#### Task instructions:
Below are entries. Pull out all lines containing "Service".

#### Entries:
------

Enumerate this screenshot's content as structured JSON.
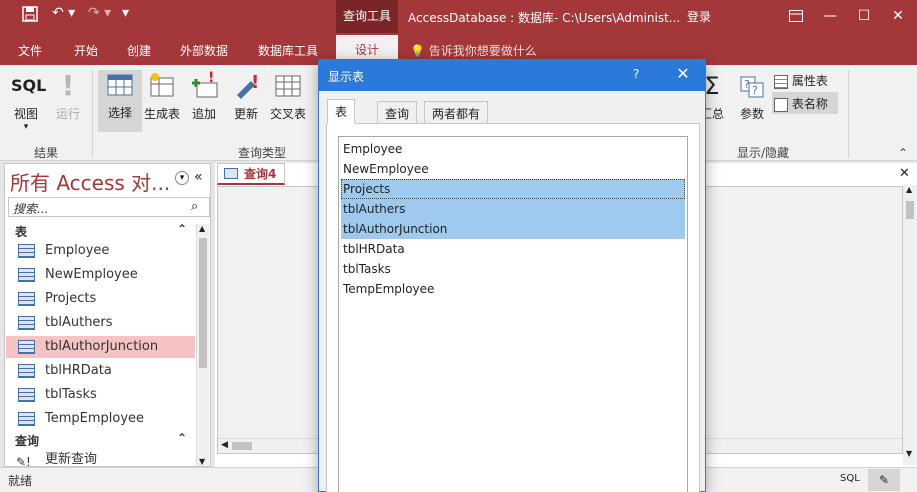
{
  "title_bar": {
    "context_tab": "查询工具",
    "app_title": "AccessDatabase : 数据库- C:\\Users\\Administ...",
    "login": "登录",
    "minimize": "—",
    "maximize": "☐",
    "close": "✕"
  },
  "menu": {
    "items": [
      "文件",
      "开始",
      "创建",
      "外部数据",
      "数据库工具"
    ],
    "active": "设计",
    "tell_me": "告诉我你想要做什么"
  },
  "ribbon": {
    "results": {
      "view": "视图",
      "run": "运行",
      "group": "结果",
      "sql": "SQL"
    },
    "query_type": {
      "select": "选择",
      "make_table": "生成表",
      "append": "追加",
      "update": "更新",
      "crosstab": "交叉表",
      "group": "查询类型"
    },
    "show_hide": {
      "totals": "汇总",
      "params": "参数",
      "property_sheet": "属性表",
      "table_names": "表名称",
      "group": "显示/隐藏"
    }
  },
  "nav": {
    "title": "所有 Access 对...",
    "search_placeholder": "搜索...",
    "tables_header": "表",
    "tables": [
      "Employee",
      "NewEmployee",
      "Projects",
      "tblAuthers",
      "tblAuthorJunction",
      "tblHRData",
      "tblTasks",
      "TempEmployee"
    ],
    "selected_table": "tblAuthorJunction",
    "queries_header": "查询",
    "queries": [
      "更新查询"
    ]
  },
  "document": {
    "tab_label": "查询4"
  },
  "status": {
    "text": "就绪",
    "sql": "SQL"
  },
  "dialog": {
    "title": "显示表",
    "help": "?",
    "close": "✕",
    "tabs": [
      "表",
      "查询",
      "两者都有"
    ],
    "active_tab": "表",
    "items": [
      "Employee",
      "NewEmployee",
      "Projects",
      "tblAuthers",
      "tblAuthorJunction",
      "tblHRData",
      "tblTasks",
      "TempEmployee"
    ],
    "selected_items": [
      "Projects",
      "tblAuthers",
      "tblAuthorJunction"
    ],
    "focused_item": "Projects"
  },
  "colors": {
    "access_red": "#a4373a",
    "dialog_blue": "#2b79d8",
    "selection_blue": "#9fcaf0",
    "nav_selection": "#f5c3c3"
  }
}
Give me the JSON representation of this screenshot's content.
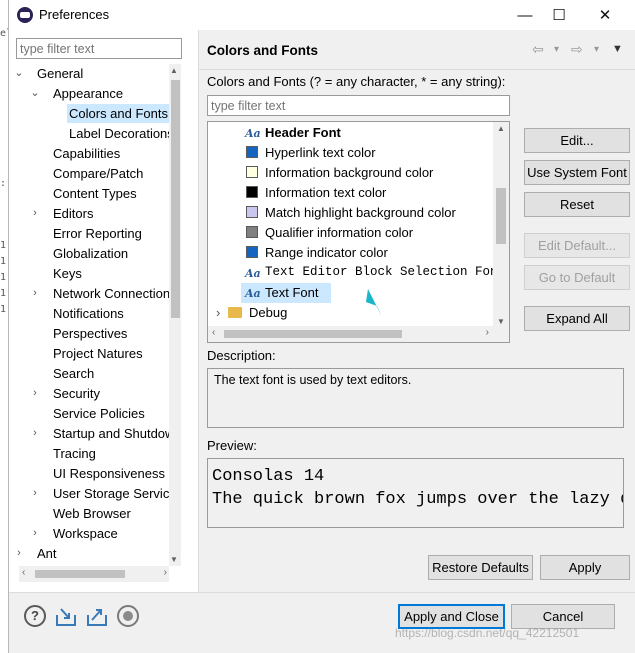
{
  "window": {
    "title": "Preferences"
  },
  "controls": {
    "minimize": "—",
    "maximize": "☐",
    "close": "✕"
  },
  "left": {
    "filter_placeholder": "type filter text",
    "tree": [
      {
        "label": "General",
        "arrow": "⌄",
        "level": 0
      },
      {
        "label": "Appearance",
        "arrow": "⌄",
        "level": 1
      },
      {
        "label": "Colors and Fonts",
        "arrow": "",
        "level": 2,
        "selected": true
      },
      {
        "label": "Label Decorations",
        "arrow": "",
        "level": 2
      },
      {
        "label": "Capabilities",
        "arrow": "",
        "level": 1
      },
      {
        "label": "Compare/Patch",
        "arrow": "",
        "level": 1
      },
      {
        "label": "Content Types",
        "arrow": "",
        "level": 1
      },
      {
        "label": "Editors",
        "arrow": "›",
        "level": 1
      },
      {
        "label": "Error Reporting",
        "arrow": "",
        "level": 1
      },
      {
        "label": "Globalization",
        "arrow": "",
        "level": 1
      },
      {
        "label": "Keys",
        "arrow": "",
        "level": 1
      },
      {
        "label": "Network Connections",
        "arrow": "›",
        "level": 1
      },
      {
        "label": "Notifications",
        "arrow": "",
        "level": 1
      },
      {
        "label": "Perspectives",
        "arrow": "",
        "level": 1
      },
      {
        "label": "Project Natures",
        "arrow": "",
        "level": 1
      },
      {
        "label": "Search",
        "arrow": "",
        "level": 1
      },
      {
        "label": "Security",
        "arrow": "›",
        "level": 1
      },
      {
        "label": "Service Policies",
        "arrow": "",
        "level": 1
      },
      {
        "label": "Startup and Shutdown",
        "arrow": "›",
        "level": 1
      },
      {
        "label": "Tracing",
        "arrow": "",
        "level": 1
      },
      {
        "label": "UI Responsiveness",
        "arrow": "",
        "level": 1
      },
      {
        "label": "User Storage Service",
        "arrow": "›",
        "level": 1
      },
      {
        "label": "Web Browser",
        "arrow": "",
        "level": 1
      },
      {
        "label": "Workspace",
        "arrow": "›",
        "level": 1
      },
      {
        "label": "Ant",
        "arrow": "›",
        "level": 0
      }
    ]
  },
  "page": {
    "title": "Colors and Fonts",
    "nav": {
      "back": "⇦",
      "back_menu": "▾",
      "forward": "⇨",
      "forward_menu": "▾",
      "view_menu": "▼"
    },
    "filter_label": "Colors and Fonts (? = any character, * = any string):",
    "filter_placeholder": "type filter text",
    "items": [
      {
        "label": "Header Font",
        "kind": "font",
        "bold": true
      },
      {
        "label": "Hyperlink text color",
        "kind": "color",
        "color": "#1565c0"
      },
      {
        "label": "Information background color",
        "kind": "color",
        "color": "#ffffe1"
      },
      {
        "label": "Information text color",
        "kind": "color",
        "color": "#000000"
      },
      {
        "label": "Match highlight background color",
        "kind": "color",
        "color": "#c9c6ef"
      },
      {
        "label": "Qualifier information color",
        "kind": "color",
        "color": "#808080"
      },
      {
        "label": "Range indicator color",
        "kind": "color",
        "color": "#1565c0"
      },
      {
        "label": "Text Editor Block Selection Font",
        "kind": "font",
        "mono": true
      },
      {
        "label": "Text Font",
        "kind": "font",
        "selected": true
      },
      {
        "label": "Debug",
        "kind": "folder"
      }
    ],
    "font_icon_text": "Aa",
    "buttons": {
      "edit": "Edit...",
      "use_system_font": "Use System Font",
      "reset": "Reset",
      "edit_default": "Edit Default...",
      "go_to_default": "Go to Default",
      "expand_all": "Expand All"
    },
    "description_label": "Description:",
    "description_text": "The text font is used by text editors.",
    "preview_label": "Preview:",
    "preview_lines": [
      "Consolas 14",
      "The quick brown fox jumps over the lazy dog."
    ],
    "restore_defaults": "Restore Defaults",
    "apply": "Apply"
  },
  "footer": {
    "help": "?",
    "apply_and_close": "Apply and Close",
    "cancel": "Cancel",
    "watermark": "https://blog.csdn.net/qq_42212501"
  },
  "colors": {
    "selection": "#cce8ff",
    "accent": "#0078d7",
    "cursor": "#19b5c8"
  }
}
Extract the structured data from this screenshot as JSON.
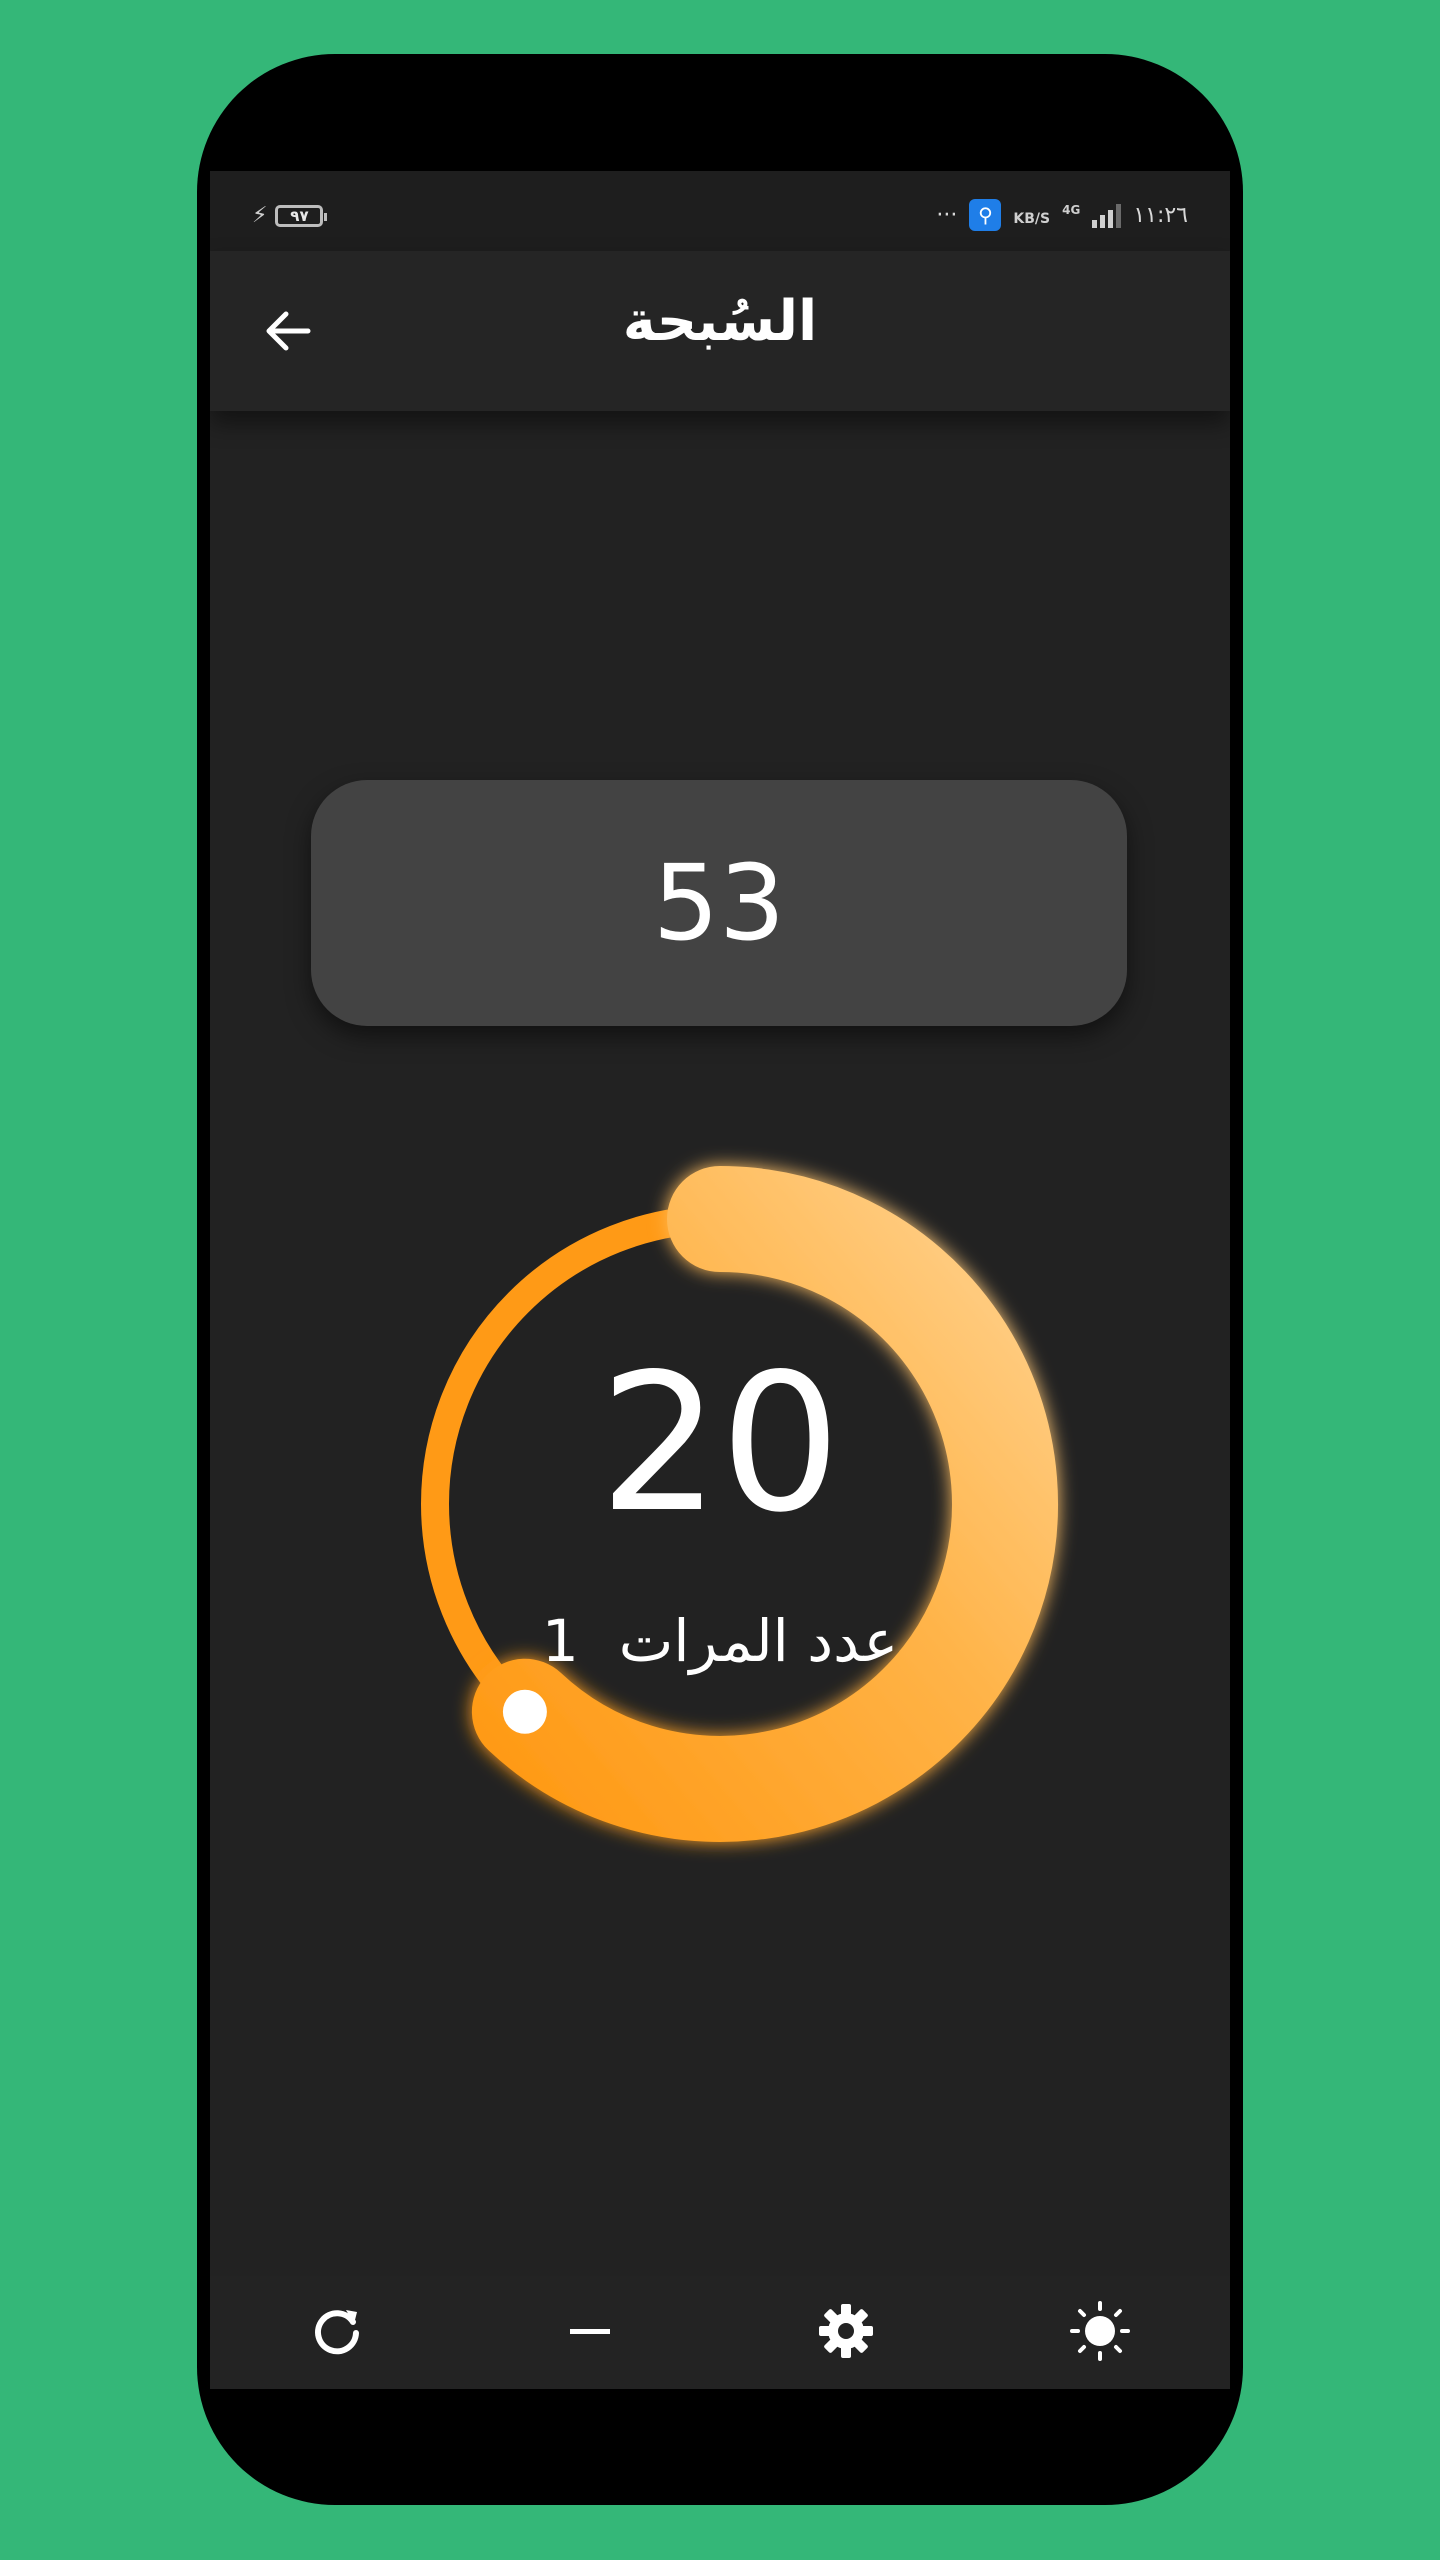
{
  "status_bar": {
    "battery_level": "٩٧",
    "network_speed_unit": "KB/S",
    "network_type": "4G",
    "time": "١١:٢٦",
    "overflow": "···"
  },
  "app_bar": {
    "title": "السُبحة",
    "back_icon": "arrow-left-icon"
  },
  "counter": {
    "total": "53",
    "current": "20",
    "rounds_label": "عدد المرات",
    "rounds_value": "1",
    "progress_fraction": 0.62
  },
  "toolbar": {
    "icons": [
      "refresh-icon",
      "minus-icon",
      "gear-icon",
      "brightness-icon"
    ]
  },
  "colors": {
    "accent": "#ff9a16",
    "accent_light": "#ffcf86",
    "background": "#222222",
    "card": "#434343",
    "frame": "#34b778"
  }
}
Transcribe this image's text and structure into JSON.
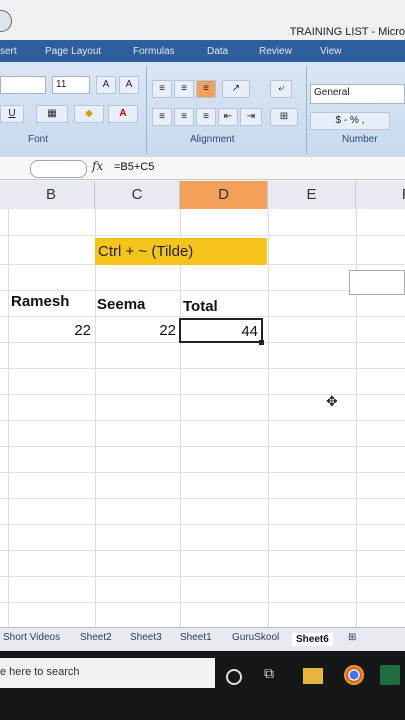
{
  "window": {
    "title": "TRAINING LIST - Micro"
  },
  "ribbon": {
    "tabs": [
      "sert",
      "Page Layout",
      "Formulas",
      "Data",
      "Review",
      "View"
    ],
    "font_size": "11",
    "number_format": "General",
    "groups": {
      "font": "Font",
      "alignment": "Alignment",
      "number": "Number"
    },
    "currency_btn": "$ - % ,"
  },
  "formula_bar": {
    "fx": "fx",
    "formula": "=B5+C5"
  },
  "columns": [
    "B",
    "C",
    "D",
    "E",
    "F"
  ],
  "cells": {
    "tilde_note": "Ctrl + ~ (Tilde)",
    "header_b": "Ramesh",
    "header_c": "Seema",
    "header_d": "Total",
    "val_b": "22",
    "val_c": "22",
    "val_d": "44"
  },
  "sheets": [
    "Short Videos",
    "Sheet2",
    "Sheet3",
    "Sheet1",
    "GuruSkool",
    "Sheet6"
  ],
  "active_sheet": "Sheet6",
  "taskbar": {
    "search_text": "e here to search"
  },
  "colors": {
    "accent": "#f4c41a",
    "active_col": "#f2a05a",
    "ribbon_tab": "#2f5e9e"
  }
}
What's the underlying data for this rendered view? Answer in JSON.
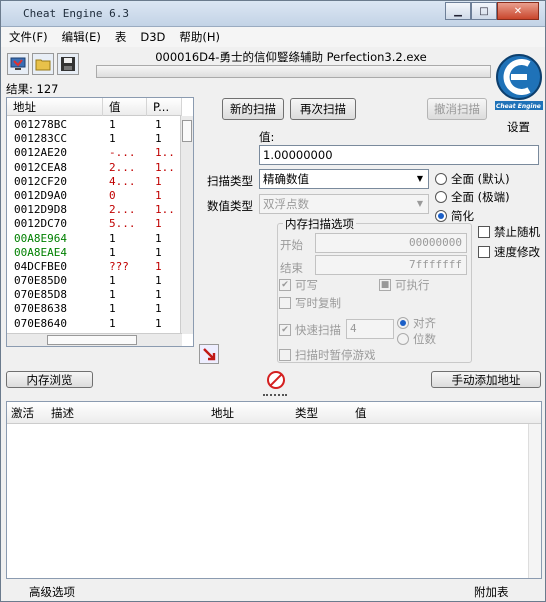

------

#### Exercise result:
        "label": "Service Policies",
        "label": "User Storage Service",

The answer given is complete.